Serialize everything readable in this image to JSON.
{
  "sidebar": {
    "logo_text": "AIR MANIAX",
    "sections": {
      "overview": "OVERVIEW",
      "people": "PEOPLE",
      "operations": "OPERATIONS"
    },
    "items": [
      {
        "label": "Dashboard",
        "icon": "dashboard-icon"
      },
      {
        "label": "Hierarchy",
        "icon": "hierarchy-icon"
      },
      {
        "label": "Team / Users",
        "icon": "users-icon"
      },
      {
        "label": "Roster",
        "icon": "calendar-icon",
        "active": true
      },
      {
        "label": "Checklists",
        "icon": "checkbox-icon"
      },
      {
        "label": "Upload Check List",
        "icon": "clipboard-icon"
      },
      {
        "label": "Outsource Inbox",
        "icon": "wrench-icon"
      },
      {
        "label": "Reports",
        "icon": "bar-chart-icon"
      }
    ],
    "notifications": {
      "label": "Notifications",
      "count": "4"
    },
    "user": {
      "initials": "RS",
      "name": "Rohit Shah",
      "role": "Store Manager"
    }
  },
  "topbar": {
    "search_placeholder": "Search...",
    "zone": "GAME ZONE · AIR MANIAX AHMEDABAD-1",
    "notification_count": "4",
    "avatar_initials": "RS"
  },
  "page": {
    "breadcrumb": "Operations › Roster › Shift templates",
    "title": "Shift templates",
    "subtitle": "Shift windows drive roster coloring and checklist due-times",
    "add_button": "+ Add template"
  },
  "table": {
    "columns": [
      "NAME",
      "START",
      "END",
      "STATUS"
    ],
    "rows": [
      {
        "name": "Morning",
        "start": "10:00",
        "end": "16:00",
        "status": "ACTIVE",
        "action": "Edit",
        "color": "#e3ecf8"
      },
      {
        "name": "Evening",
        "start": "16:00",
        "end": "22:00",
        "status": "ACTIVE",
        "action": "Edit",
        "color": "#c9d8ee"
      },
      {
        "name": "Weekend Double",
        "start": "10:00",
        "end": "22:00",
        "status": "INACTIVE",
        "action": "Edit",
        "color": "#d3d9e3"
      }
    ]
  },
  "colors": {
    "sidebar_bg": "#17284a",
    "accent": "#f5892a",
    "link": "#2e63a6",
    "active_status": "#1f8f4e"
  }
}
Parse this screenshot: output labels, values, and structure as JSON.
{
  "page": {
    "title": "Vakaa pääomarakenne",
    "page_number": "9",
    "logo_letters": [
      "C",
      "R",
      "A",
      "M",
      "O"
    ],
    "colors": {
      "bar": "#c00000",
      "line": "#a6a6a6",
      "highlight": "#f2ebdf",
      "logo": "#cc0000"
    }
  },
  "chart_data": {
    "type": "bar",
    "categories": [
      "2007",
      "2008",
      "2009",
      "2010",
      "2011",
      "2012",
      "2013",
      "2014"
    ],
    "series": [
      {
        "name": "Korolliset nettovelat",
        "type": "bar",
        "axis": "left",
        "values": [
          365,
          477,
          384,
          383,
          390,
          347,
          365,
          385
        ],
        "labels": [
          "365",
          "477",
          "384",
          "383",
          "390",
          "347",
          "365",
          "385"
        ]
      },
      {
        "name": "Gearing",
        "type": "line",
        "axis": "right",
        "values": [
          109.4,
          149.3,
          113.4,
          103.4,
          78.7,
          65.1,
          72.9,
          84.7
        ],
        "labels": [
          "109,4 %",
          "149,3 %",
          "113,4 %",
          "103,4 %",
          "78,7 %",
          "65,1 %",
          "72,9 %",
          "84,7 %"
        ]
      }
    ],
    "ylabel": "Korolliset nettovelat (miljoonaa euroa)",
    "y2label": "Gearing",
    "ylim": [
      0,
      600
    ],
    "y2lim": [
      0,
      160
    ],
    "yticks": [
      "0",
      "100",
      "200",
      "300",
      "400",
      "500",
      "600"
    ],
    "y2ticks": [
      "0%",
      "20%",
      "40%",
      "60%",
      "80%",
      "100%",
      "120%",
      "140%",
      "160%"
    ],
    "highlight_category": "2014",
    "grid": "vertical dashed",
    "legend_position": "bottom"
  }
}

- _SET PROBLEM_:
From the listing above, collect every line that mentions the word "Korolliset".

- _TASK SOLUTION_:
        "name": "Korolliset nettovelat",
    "ylabel": "Korolliset nettovelat (miljoonaa euroa)",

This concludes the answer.